TO BE DONE: Determine the number of lines in the listing below where the string "text" occurs; answer with the number alone.

PROVIDED DATA:
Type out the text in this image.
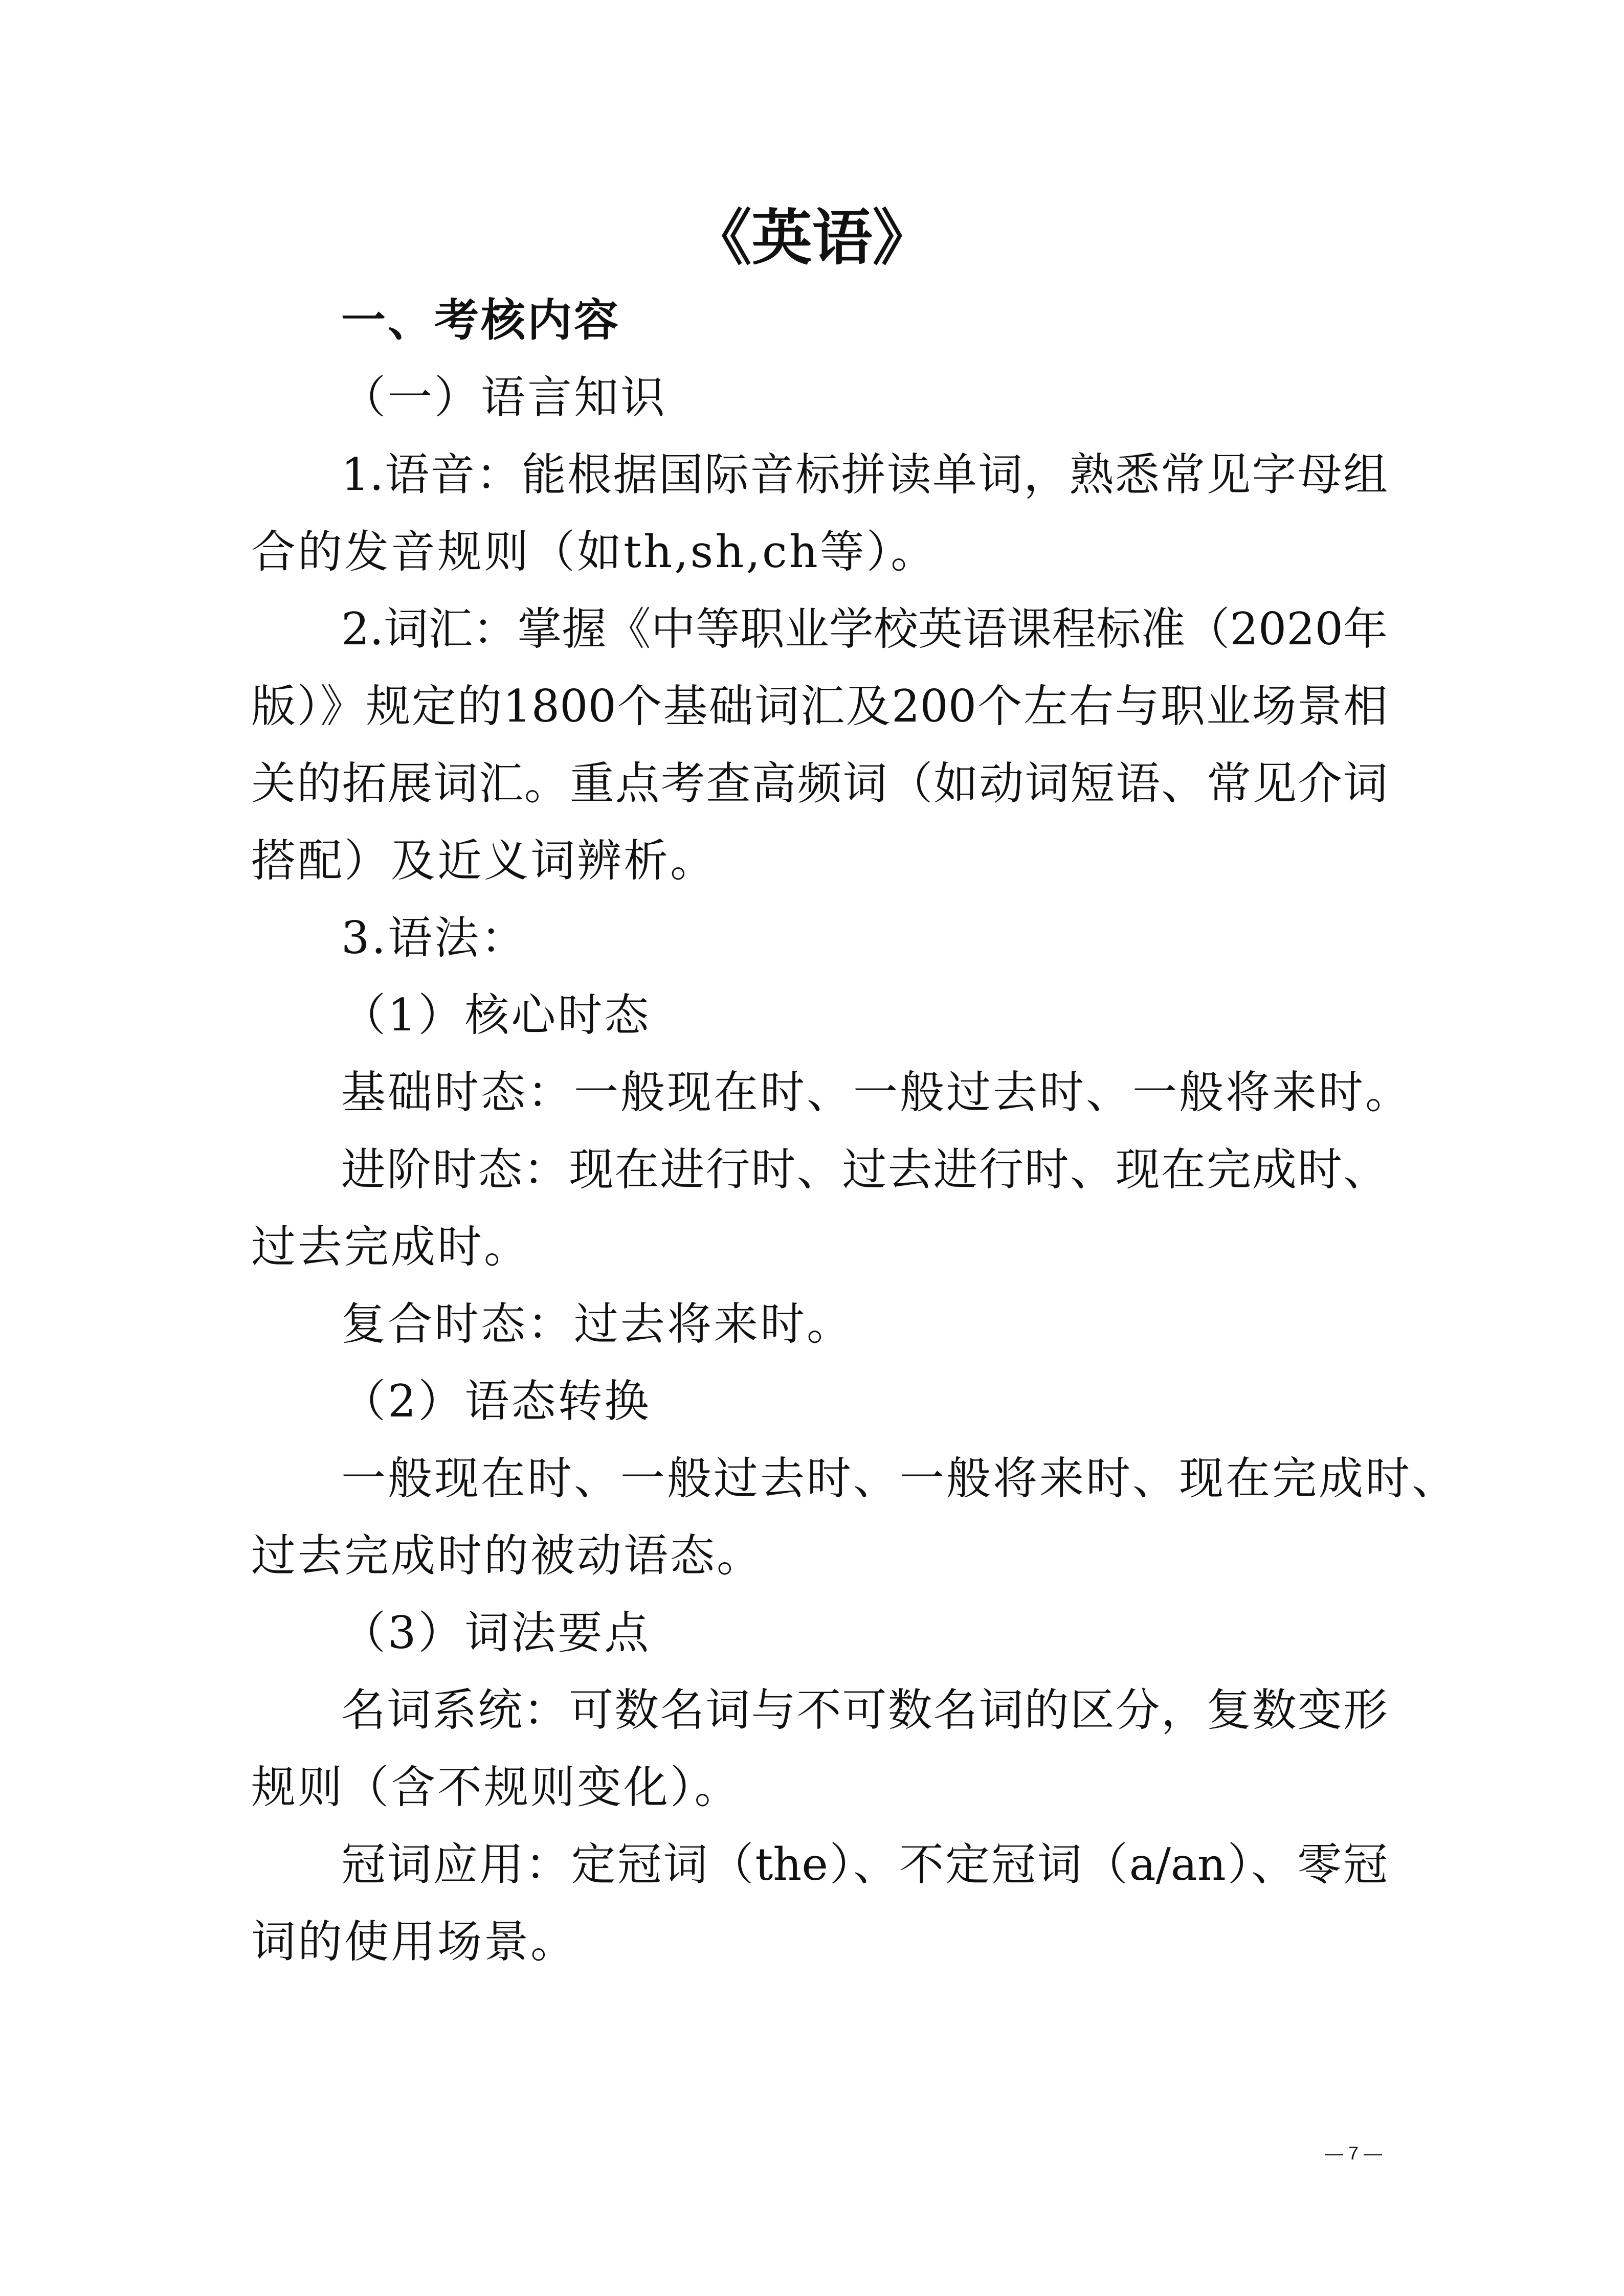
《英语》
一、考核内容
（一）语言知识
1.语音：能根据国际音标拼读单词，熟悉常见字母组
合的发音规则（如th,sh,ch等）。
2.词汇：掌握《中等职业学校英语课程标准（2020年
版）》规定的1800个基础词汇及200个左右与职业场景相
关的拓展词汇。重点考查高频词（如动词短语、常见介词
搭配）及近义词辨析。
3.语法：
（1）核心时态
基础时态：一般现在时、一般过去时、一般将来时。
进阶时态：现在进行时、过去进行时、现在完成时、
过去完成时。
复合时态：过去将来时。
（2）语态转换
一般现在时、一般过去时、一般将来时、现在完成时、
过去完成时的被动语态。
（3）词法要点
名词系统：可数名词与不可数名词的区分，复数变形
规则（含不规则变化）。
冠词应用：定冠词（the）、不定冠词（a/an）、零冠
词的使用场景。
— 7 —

==

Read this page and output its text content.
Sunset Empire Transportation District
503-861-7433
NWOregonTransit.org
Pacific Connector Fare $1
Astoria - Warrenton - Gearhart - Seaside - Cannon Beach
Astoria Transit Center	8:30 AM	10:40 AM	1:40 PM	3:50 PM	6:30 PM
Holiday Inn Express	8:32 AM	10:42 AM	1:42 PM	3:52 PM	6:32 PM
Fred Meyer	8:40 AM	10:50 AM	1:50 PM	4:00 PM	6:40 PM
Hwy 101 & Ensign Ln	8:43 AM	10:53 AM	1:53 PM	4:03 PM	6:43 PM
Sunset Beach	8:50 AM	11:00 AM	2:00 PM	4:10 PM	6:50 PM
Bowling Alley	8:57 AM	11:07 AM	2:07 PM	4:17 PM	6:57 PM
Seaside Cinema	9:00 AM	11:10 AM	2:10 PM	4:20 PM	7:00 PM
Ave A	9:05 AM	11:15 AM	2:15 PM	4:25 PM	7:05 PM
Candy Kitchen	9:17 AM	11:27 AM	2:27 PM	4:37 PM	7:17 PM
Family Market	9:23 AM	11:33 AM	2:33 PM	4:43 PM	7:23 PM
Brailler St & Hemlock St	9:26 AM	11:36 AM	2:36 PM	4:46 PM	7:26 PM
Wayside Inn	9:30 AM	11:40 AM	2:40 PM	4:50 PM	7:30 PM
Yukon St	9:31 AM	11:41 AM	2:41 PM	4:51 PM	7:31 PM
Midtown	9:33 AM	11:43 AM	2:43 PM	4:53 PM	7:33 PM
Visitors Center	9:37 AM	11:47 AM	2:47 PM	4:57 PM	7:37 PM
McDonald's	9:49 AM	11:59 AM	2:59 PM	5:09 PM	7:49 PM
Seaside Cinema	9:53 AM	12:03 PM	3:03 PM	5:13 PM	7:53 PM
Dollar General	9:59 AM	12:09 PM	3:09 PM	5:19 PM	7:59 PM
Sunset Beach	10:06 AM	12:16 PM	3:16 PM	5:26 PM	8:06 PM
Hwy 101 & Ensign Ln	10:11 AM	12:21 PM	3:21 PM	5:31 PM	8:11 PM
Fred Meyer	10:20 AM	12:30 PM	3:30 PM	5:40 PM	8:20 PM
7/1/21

EXERCISE SOLUTION: 2